_Your instructions_: Scan the data below and pick out the lines containing the word "wide".
--- Provided material ---
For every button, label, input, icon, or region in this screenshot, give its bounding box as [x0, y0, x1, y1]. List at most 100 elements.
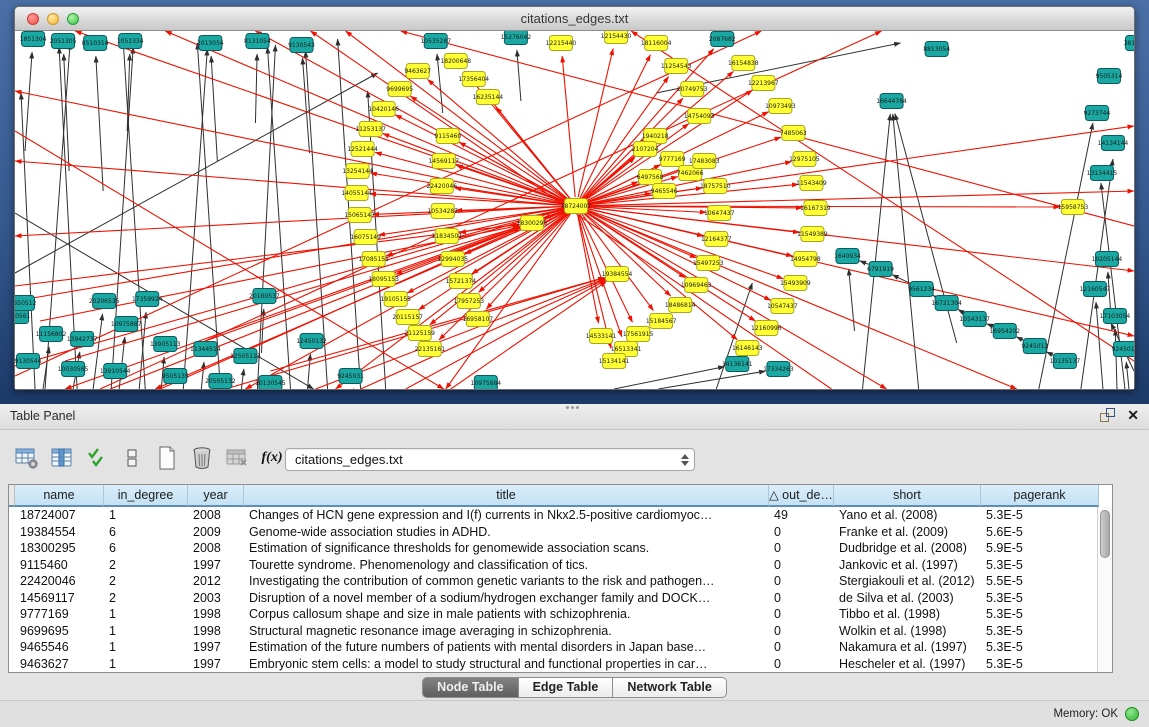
table-cell[interactable]: 0	[769, 557, 834, 574]
graph-node[interactable]: 9245012	[1021, 339, 1048, 354]
table-cell[interactable]: 22420046	[15, 573, 104, 590]
graph-node[interactable]: 12164377	[701, 232, 732, 247]
graph-edge[interactable]	[255, 54, 257, 123]
graph-node[interactable]: 2087682	[709, 32, 736, 47]
table-cell[interactable]: Embryonic stem cells: a model to study s…	[244, 656, 769, 673]
graph-edge[interactable]	[614, 367, 724, 389]
table-cell[interactable]: Franke et al. (2009)	[834, 524, 981, 541]
table-cell[interactable]: 1	[104, 507, 188, 524]
table-cell[interactable]: 0	[769, 540, 834, 557]
graph-node[interactable]: 1640934	[834, 249, 861, 264]
graph-node[interactable]: 17483083	[689, 154, 720, 169]
graph-node[interactable]: 10205144	[1092, 252, 1123, 267]
graph-edge[interactable]	[96, 56, 103, 191]
graph-node[interactable]: 10543137	[959, 312, 990, 327]
graph-edge[interactable]	[302, 58, 309, 153]
table-cell[interactable]: 1	[104, 623, 188, 640]
delete-table-icon[interactable]	[224, 445, 250, 471]
graph-node[interactable]: 9245013	[1112, 342, 1134, 357]
table-cell[interactable]: 2008	[188, 540, 244, 557]
table-cell[interactable]: Disruption of a novel member of a sodium…	[244, 590, 769, 607]
graph-node[interactable]: 12154430	[601, 31, 632, 44]
table-cell[interactable]: Stergiakouli et al. (2012)	[834, 573, 981, 590]
graph-node[interactable]: 12521444	[347, 142, 378, 157]
network-graph-svg[interactable]: 1872400716154838122139671097349374850631…	[15, 31, 1134, 389]
table-cell[interactable]: Yano et al. (2008)	[834, 507, 981, 524]
graph-node[interactable]: 8510314	[82, 36, 109, 51]
table-cell[interactable]: Genome-wide association studies in ADHD.	[244, 524, 769, 541]
table-cell[interactable]: 9465546	[15, 639, 104, 656]
table-cell[interactable]: 6	[104, 524, 188, 541]
table-cell[interactable]: Changes of HCN gene expression and I(f) …	[244, 507, 769, 524]
delete-column-icon[interactable]	[189, 445, 215, 471]
graph-node[interactable]: 8650512	[15, 296, 37, 311]
graph-node[interactable]: 16146143	[732, 341, 763, 356]
table-cell[interactable]: 5.3E-5	[981, 623, 1097, 640]
graph-edge[interactable]	[183, 49, 207, 389]
splitter-grip[interactable]	[566, 405, 580, 410]
graph-node[interactable]: 18757510	[700, 179, 731, 194]
table-cell[interactable]: 0	[769, 590, 834, 607]
graph-node[interactable]: 16154838	[728, 56, 759, 71]
tab-edge-table[interactable]: Edge Table	[519, 677, 614, 698]
graph-node[interactable]: 12160547	[1080, 282, 1111, 297]
column-header-in_degree[interactable]: in_degree	[104, 485, 188, 507]
table-cell[interactable]: 1997	[188, 656, 244, 673]
table-row[interactable]: 1872400712008Changes of HCN gene express…	[9, 507, 1097, 524]
graph-node[interactable]: 9130544	[15, 354, 42, 369]
graph-node[interactable]: 22420046	[426, 179, 457, 194]
table-row[interactable]: 1938455462009Genome-wide association stu…	[9, 524, 1097, 541]
table-cell[interactable]: 1997	[188, 639, 244, 656]
graph-node[interactable]: 9777169	[659, 152, 686, 167]
graph-node[interactable]: 13910544	[100, 364, 131, 379]
attribute-settings-icon[interactable]	[14, 445, 40, 471]
graph-node[interactable]: 9505135	[162, 369, 189, 384]
graph-node[interactable]: 6791919	[867, 262, 894, 277]
graph-node[interactable]: 12450132	[296, 334, 327, 349]
graph-node[interactable]: 18486814	[665, 298, 696, 313]
graph-edge[interactable]	[25, 52, 32, 151]
graph-node[interactable]: 12994035	[437, 252, 468, 267]
graph-node[interactable]: 18116004	[641, 36, 672, 51]
graph-node[interactable]: 16954202	[989, 324, 1020, 339]
table-cell[interactable]: 0	[769, 573, 834, 590]
graph-node[interactable]: 17561915	[623, 327, 654, 342]
graph-edge[interactable]	[211, 56, 217, 161]
graph-node[interactable]: 9273744	[1084, 106, 1111, 121]
graph-node[interactable]: 9465546	[651, 184, 678, 199]
table-cell[interactable]: Dudbridge et al. (2008)	[834, 540, 981, 557]
graph-node[interactable]: 12505113	[230, 349, 261, 364]
graph-node[interactable]: 15958753	[1058, 200, 1089, 215]
graph-node[interactable]: 11156802	[36, 327, 67, 342]
graph-node[interactable]: 15134141	[599, 354, 630, 369]
table-cell[interactable]: 9777169	[15, 606, 104, 623]
graph-node[interactable]: 11253137	[355, 122, 386, 137]
graph-node[interactable]: 17103054	[1100, 309, 1131, 324]
graph-edge[interactable]	[584, 211, 686, 278]
table-cell[interactable]: 5.3E-5	[981, 590, 1097, 607]
row-selection-icon[interactable]	[84, 445, 110, 471]
graph-node[interactable]: 16721304	[931, 296, 962, 311]
table-cell[interactable]: 5.3E-5	[981, 606, 1097, 623]
table-cell[interactable]: 2	[104, 590, 188, 607]
graph-edge[interactable]	[1115, 329, 1117, 389]
tab-network-table[interactable]: Network Table	[613, 677, 727, 698]
graph-node[interactable]: 15497253	[693, 256, 724, 271]
graph-node[interactable]: 8131054	[244, 34, 271, 49]
table-cell[interactable]: 9115460	[15, 557, 104, 574]
table-cell[interactable]: Wolkin et al. (1998)	[834, 623, 981, 640]
table-cell[interactable]: 0	[769, 639, 834, 656]
graph-node[interactable]: 17334263	[763, 362, 794, 377]
table-cell[interactable]: 18300295	[15, 540, 104, 557]
graph-node[interactable]: 9245031	[337, 369, 364, 384]
graph-node[interactable]: 16075149	[350, 230, 381, 245]
graph-node[interactable]: 9130543	[288, 38, 315, 53]
graph-node[interactable]: 9561234	[908, 282, 935, 297]
graph-node[interactable]: 18724007	[561, 199, 592, 214]
graph-node[interactable]: 16644784	[876, 94, 907, 109]
graph-node[interactable]: 1851304	[20, 32, 47, 47]
table-cell[interactable]: 19384554	[15, 524, 104, 541]
table-cell[interactable]: Hescheler et al. (1997)	[834, 656, 981, 673]
table-cell[interactable]: 6	[104, 540, 188, 557]
table-row[interactable]: 969969511998Structural magnetic resonanc…	[9, 623, 1097, 640]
---
_Problem solution_:
table-cell[interactable]: Genome-wide association studies in ADHD.	[244, 524, 769, 541]
table-row[interactable]: 1938455462009Genome-wide association stu…	[9, 524, 1097, 541]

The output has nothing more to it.